● **Problem requirements**
Faithfully return all lines, omitting every embedded picture.

# START OF Data for this exercise

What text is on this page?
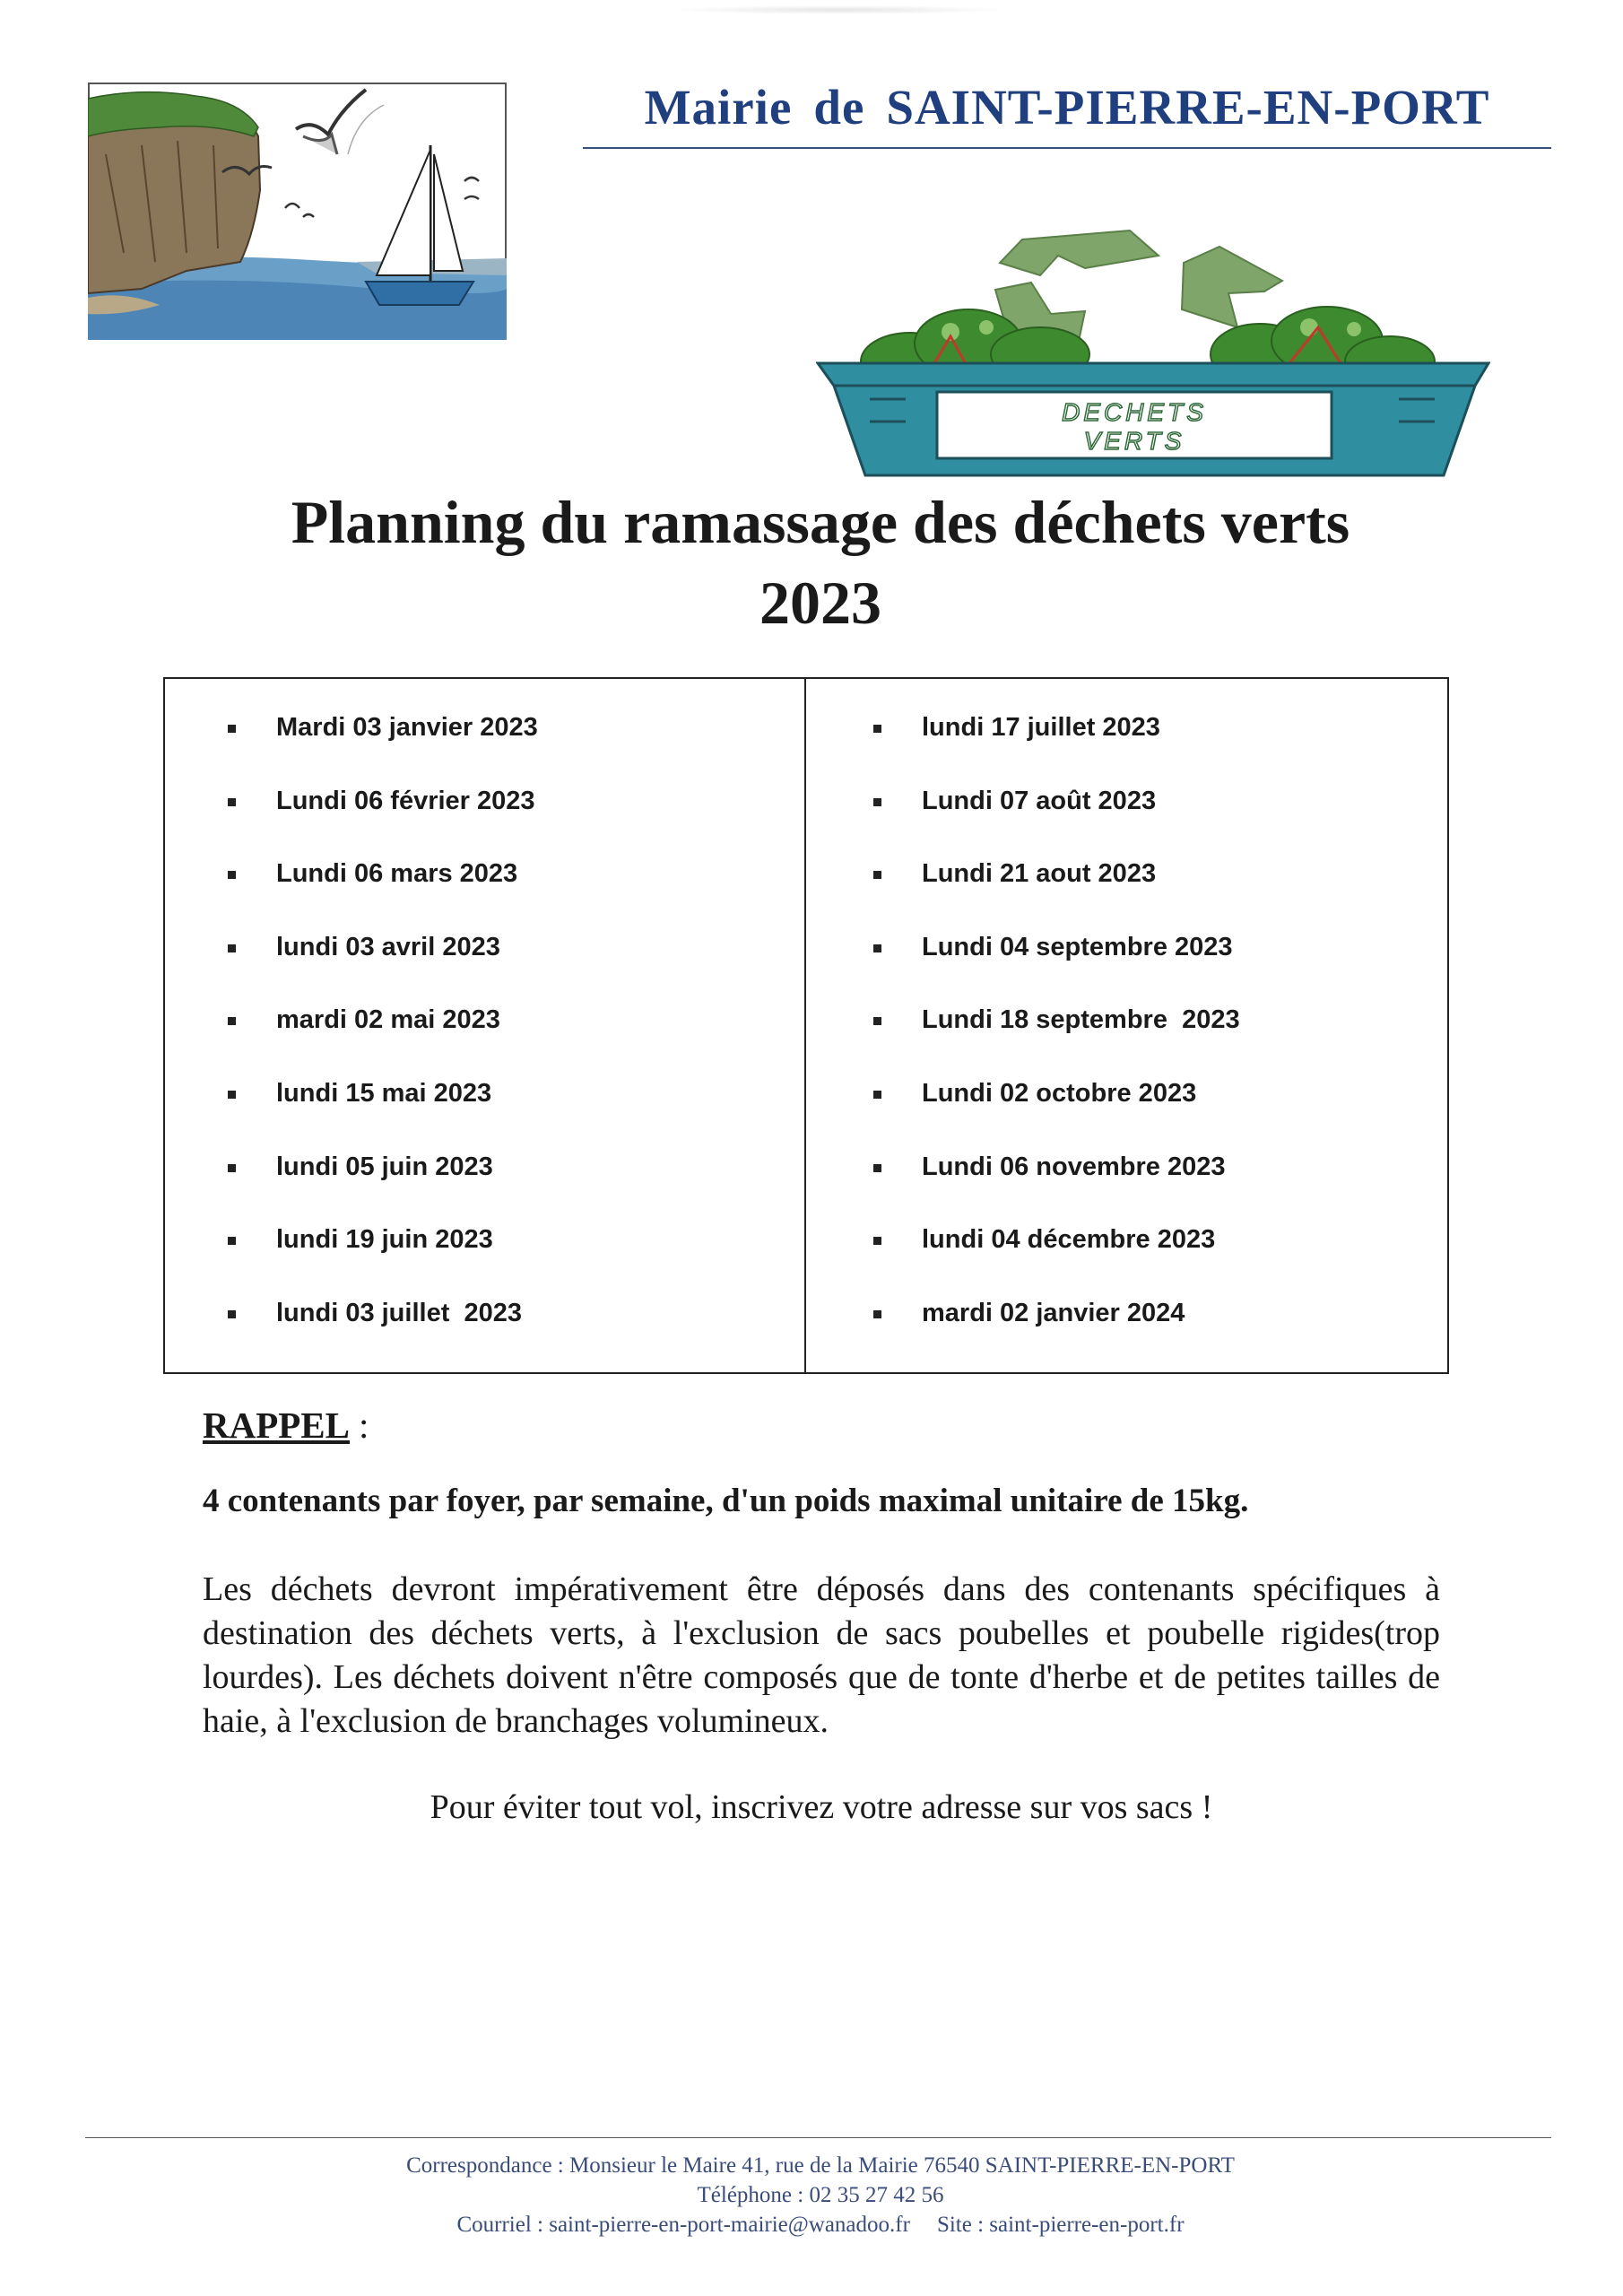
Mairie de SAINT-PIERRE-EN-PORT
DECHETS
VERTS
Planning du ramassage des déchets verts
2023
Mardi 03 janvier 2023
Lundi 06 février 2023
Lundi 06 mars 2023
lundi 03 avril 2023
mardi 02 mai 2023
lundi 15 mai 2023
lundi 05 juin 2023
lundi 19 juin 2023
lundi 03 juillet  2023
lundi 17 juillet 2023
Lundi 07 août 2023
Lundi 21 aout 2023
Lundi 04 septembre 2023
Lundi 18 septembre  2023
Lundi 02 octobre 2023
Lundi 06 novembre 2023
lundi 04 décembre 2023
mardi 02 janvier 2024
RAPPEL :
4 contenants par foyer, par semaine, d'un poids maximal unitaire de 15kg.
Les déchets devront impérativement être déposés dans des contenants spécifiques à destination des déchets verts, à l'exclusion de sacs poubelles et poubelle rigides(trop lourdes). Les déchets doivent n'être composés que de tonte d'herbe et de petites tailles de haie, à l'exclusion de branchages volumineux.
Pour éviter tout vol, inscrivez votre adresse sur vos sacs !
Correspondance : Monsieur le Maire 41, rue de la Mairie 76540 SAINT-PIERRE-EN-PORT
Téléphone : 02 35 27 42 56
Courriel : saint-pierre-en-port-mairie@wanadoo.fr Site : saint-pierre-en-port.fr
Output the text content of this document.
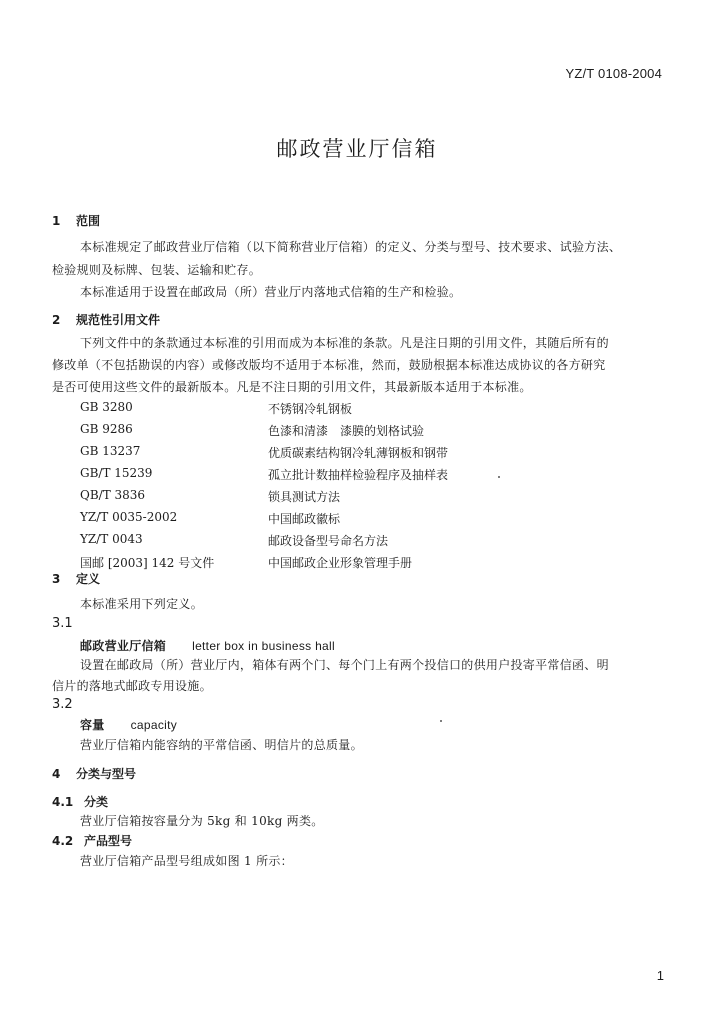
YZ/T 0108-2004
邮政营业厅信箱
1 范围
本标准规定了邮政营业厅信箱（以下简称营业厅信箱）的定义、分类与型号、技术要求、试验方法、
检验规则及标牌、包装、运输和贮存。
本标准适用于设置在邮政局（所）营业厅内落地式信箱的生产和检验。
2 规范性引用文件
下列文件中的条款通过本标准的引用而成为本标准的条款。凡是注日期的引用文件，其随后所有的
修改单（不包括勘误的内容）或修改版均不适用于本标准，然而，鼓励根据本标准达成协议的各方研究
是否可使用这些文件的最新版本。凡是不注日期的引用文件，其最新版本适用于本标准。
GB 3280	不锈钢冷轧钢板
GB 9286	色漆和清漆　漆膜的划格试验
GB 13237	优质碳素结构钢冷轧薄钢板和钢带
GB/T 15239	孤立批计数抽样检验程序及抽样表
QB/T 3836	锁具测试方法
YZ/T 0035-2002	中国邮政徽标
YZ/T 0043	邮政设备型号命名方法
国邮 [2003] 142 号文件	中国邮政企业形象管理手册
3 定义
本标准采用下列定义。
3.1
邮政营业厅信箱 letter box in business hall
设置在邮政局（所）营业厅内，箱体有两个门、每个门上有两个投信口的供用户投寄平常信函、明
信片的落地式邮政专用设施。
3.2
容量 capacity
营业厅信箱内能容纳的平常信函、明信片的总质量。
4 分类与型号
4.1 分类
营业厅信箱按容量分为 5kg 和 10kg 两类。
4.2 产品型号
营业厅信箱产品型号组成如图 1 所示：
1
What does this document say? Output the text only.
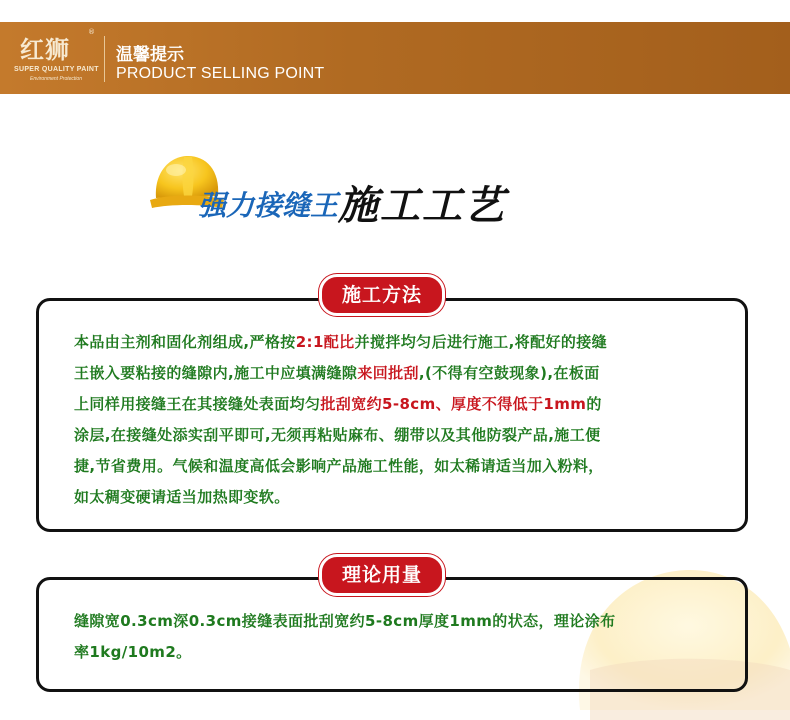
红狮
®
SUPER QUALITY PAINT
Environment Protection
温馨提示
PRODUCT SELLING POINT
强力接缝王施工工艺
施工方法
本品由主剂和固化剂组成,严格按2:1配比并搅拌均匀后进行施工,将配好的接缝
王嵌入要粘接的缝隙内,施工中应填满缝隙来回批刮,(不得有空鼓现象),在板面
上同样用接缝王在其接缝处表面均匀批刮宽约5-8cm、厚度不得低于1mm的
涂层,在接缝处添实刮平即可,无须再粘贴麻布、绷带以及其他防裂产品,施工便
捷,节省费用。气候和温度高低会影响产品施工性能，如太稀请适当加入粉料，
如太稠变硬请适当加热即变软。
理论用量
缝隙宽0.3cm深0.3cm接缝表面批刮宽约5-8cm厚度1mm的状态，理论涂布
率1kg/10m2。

# END OF Data for this exercise

● **Final answer**
What text is on this page?
Mairie de SAINT-PIERRE-EN-PORT
DECHETS
VERTS
Planning du ramassage des déchets verts
2023
Mardi 03 janvier 2023
Lundi 06 février 2023
Lundi 06 mars 2023
lundi 03 avril 2023
mardi 02 mai 2023
lundi 15 mai 2023
lundi 05 juin 2023
lundi 19 juin 2023
lundi 03 juillet  2023
lundi 17 juillet 2023
Lundi 07 août 2023
Lundi 21 aout 2023
Lundi 04 septembre 2023
Lundi 18 septembre  2023
Lundi 02 octobre 2023
Lundi 06 novembre 2023
lundi 04 décembre 2023
mardi 02 janvier 2024
RAPPEL :
4 contenants par foyer, par semaine, d'un poids maximal unitaire de 15kg.
Les déchets devront impérativement être déposés dans des contenants spécifiques à destination des déchets verts, à l'exclusion de sacs poubelles et poubelle rigides(trop lourdes). Les déchets doivent n'être composés que de tonte d'herbe et de petites tailles de haie, à l'exclusion de branchages volumineux.
Pour éviter tout vol, inscrivez votre adresse sur vos sacs !
Correspondance : Monsieur le Maire 41, rue de la Mairie 76540 SAINT-PIERRE-EN-PORT
Téléphone : 02 35 27 42 56
Courriel : saint-pierre-en-port-mairie@wanadoo.fr Site : saint-pierre-en-port.fr
Output the text content of this document.
YZ/T 0108-2004
邮政营业厅信箱
1 范围
本标准规定了邮政营业厅信箱（以下简称营业厅信箱）的定义、分类与型号、技术要求、试验方法、
检验规则及标牌、包装、运输和贮存。
本标准适用于设置在邮政局（所）营业厅内落地式信箱的生产和检验。
2 规范性引用文件
下列文件中的条款通过本标准的引用而成为本标准的条款。凡是注日期的引用文件，其随后所有的
修改单（不包括勘误的内容）或修改版均不适用于本标准，然而，鼓励根据本标准达成协议的各方研究
是否可使用这些文件的最新版本。凡是不注日期的引用文件，其最新版本适用于本标准。
GB 3280	不锈钢冷轧钢板
GB 9286	色漆和清漆　漆膜的划格试验
GB 13237	优质碳素结构钢冷轧薄钢板和钢带
GB/T 15239	孤立批计数抽样检验程序及抽样表
QB/T 3836	锁具测试方法
YZ/T 0035-2002	中国邮政徽标
YZ/T 0043	邮政设备型号命名方法
国邮 [2003] 142 号文件	中国邮政企业形象管理手册
3 定义
本标准采用下列定义。
3.1
邮政营业厅信箱 letter box in business hall
设置在邮政局（所）营业厅内，箱体有两个门、每个门上有两个投信口的供用户投寄平常信函、明
信片的落地式邮政专用设施。
3.2
容量 capacity
营业厅信箱内能容纳的平常信函、明信片的总质量。
4 分类与型号
4.1 分类
营业厅信箱按容量分为 5kg 和 10kg 两类。
4.2 产品型号
营业厅信箱产品型号组成如图 1 所示：
1
What does this document say? Output the text only.
红狮
®
SUPER QUALITY PAINT
Environment Protection
温馨提示
PRODUCT SELLING POINT
强力接缝王施工工艺
施工方法
本品由主剂和固化剂组成,严格按2:1配比并搅拌均匀后进行施工,将配好的接缝
王嵌入要粘接的缝隙内,施工中应填满缝隙来回批刮,(不得有空鼓现象),在板面
上同样用接缝王在其接缝处表面均匀批刮宽约5-8cm、厚度不得低于1mm的
涂层,在接缝处添实刮平即可,无须再粘贴麻布、绷带以及其他防裂产品,施工便
捷,节省费用。气候和温度高低会影响产品施工性能，如太稀请适当加入粉料，
如太稠变硬请适当加热即变软。
理论用量
缝隙宽0.3cm深0.3cm接缝表面批刮宽约5-8cm厚度1mm的状态，理论涂布
率1kg/10m2。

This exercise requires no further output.